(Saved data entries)

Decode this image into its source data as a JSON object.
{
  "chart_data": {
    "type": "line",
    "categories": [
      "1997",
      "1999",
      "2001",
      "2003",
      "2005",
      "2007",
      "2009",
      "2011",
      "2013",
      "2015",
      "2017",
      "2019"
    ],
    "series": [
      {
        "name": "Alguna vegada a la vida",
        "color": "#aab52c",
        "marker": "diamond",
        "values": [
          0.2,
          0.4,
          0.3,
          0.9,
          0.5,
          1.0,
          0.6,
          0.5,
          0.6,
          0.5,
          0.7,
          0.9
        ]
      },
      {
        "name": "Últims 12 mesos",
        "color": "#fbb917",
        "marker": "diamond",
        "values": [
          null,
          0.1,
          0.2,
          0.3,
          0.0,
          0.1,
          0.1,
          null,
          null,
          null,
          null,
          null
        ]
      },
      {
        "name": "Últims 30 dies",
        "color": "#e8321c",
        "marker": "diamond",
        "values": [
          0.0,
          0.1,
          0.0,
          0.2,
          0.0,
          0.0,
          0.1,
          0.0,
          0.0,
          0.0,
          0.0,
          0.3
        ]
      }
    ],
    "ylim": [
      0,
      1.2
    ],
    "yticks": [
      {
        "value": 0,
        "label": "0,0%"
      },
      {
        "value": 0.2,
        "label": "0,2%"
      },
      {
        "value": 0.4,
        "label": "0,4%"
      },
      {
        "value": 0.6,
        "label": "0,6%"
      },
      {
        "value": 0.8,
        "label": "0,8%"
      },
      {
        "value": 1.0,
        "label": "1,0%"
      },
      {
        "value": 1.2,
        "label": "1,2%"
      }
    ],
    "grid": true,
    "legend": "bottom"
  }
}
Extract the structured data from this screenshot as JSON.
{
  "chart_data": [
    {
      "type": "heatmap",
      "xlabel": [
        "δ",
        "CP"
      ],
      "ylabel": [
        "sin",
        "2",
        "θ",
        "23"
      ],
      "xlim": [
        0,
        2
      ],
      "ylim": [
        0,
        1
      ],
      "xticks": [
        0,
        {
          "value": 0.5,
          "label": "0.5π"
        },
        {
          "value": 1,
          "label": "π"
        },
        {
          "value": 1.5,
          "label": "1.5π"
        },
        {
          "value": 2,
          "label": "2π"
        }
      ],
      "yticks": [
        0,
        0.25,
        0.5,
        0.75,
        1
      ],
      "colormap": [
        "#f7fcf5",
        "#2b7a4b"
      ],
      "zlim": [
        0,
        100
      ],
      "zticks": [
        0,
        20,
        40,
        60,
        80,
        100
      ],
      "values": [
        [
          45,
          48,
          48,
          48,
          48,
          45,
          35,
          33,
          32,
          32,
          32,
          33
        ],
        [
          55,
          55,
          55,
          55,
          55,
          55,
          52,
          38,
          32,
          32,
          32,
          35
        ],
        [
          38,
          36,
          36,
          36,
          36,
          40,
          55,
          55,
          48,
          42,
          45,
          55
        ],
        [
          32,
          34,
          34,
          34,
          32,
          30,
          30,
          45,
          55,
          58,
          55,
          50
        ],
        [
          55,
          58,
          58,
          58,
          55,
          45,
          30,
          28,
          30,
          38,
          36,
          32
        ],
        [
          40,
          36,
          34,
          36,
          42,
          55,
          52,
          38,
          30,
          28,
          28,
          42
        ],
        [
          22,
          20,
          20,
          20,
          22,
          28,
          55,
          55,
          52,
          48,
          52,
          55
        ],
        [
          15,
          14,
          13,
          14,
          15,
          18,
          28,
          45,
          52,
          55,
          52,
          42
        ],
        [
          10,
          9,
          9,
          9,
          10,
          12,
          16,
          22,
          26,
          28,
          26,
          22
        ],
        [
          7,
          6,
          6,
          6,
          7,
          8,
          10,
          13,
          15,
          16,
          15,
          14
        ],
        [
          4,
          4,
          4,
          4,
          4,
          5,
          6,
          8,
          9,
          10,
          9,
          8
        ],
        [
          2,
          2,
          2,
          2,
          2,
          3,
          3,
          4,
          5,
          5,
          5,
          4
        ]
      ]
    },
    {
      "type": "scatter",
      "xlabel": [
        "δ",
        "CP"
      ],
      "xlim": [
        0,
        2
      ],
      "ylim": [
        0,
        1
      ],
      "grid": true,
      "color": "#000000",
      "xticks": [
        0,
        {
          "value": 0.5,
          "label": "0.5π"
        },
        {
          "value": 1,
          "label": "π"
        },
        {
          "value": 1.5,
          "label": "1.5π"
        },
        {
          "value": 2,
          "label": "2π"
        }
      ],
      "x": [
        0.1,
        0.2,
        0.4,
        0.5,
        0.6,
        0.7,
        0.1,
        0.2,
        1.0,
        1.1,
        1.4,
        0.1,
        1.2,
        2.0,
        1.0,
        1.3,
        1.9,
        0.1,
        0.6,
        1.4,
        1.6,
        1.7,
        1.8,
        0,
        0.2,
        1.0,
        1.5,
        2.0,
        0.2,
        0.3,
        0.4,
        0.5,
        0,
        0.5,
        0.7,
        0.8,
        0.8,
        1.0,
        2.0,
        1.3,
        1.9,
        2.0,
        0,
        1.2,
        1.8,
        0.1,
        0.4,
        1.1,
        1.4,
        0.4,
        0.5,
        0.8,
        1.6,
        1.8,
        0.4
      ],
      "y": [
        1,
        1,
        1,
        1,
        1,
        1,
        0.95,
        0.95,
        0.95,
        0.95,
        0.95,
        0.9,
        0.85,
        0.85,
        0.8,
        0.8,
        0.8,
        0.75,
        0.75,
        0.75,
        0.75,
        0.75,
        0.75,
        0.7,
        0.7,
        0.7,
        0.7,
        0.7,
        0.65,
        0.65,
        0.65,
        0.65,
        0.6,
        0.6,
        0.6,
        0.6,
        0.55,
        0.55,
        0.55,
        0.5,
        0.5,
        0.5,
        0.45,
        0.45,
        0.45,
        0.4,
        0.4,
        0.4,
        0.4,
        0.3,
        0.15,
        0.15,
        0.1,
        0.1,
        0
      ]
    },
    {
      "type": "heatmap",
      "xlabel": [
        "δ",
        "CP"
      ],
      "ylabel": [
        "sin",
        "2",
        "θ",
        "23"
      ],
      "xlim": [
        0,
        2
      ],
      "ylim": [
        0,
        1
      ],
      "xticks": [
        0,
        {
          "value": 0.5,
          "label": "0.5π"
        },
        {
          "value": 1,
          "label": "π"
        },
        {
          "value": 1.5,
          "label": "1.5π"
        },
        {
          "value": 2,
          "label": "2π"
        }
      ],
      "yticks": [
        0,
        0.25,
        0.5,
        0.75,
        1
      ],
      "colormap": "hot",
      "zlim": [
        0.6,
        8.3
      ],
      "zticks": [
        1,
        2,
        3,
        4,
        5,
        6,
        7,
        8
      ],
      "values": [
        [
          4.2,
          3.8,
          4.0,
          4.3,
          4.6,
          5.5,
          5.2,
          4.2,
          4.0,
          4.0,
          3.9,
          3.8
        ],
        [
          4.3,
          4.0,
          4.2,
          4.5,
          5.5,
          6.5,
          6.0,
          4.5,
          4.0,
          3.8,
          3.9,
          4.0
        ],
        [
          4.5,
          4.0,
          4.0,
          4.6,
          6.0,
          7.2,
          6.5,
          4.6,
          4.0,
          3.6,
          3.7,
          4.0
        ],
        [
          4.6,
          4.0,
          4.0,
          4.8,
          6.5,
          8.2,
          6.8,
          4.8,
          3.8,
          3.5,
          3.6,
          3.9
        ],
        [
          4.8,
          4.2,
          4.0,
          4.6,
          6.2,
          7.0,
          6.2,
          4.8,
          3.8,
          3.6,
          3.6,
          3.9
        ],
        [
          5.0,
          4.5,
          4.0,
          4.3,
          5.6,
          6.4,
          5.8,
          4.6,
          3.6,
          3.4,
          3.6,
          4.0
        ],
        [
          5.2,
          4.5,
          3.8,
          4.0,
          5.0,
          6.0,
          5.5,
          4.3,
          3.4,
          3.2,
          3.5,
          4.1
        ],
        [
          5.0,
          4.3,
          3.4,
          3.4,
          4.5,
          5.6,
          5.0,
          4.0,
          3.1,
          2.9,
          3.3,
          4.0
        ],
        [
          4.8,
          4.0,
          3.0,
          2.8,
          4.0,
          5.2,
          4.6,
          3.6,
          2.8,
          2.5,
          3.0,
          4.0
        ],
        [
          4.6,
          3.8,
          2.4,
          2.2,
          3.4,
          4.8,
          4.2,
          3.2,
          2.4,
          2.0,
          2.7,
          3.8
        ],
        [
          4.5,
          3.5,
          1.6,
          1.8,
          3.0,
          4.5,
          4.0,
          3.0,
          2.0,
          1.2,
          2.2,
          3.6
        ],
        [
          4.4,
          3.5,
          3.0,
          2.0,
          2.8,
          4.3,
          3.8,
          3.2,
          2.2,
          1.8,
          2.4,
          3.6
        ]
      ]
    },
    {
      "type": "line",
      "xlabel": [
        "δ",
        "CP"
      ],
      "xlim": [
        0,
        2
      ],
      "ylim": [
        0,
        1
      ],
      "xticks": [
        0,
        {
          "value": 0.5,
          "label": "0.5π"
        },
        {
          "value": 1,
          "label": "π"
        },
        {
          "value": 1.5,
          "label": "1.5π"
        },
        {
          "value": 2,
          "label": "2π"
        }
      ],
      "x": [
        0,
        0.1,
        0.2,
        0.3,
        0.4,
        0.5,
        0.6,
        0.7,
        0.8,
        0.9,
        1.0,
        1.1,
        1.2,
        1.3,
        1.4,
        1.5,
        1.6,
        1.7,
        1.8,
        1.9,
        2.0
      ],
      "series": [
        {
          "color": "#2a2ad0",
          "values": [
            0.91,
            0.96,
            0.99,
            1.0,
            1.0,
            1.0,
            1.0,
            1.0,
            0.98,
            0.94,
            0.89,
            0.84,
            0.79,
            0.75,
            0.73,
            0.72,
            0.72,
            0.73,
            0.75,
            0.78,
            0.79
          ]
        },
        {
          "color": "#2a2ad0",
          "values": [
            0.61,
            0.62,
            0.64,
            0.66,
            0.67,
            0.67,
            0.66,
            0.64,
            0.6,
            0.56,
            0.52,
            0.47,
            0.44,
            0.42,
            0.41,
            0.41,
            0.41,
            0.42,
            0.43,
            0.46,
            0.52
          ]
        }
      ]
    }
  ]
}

Exercise objective: Select every line in the records above that contains the word "type".

Result of the exercise:
    "type": "line",
      "type": "heatmap",
      "type": "scatter",
      "type": "heatmap",
      "type": "line",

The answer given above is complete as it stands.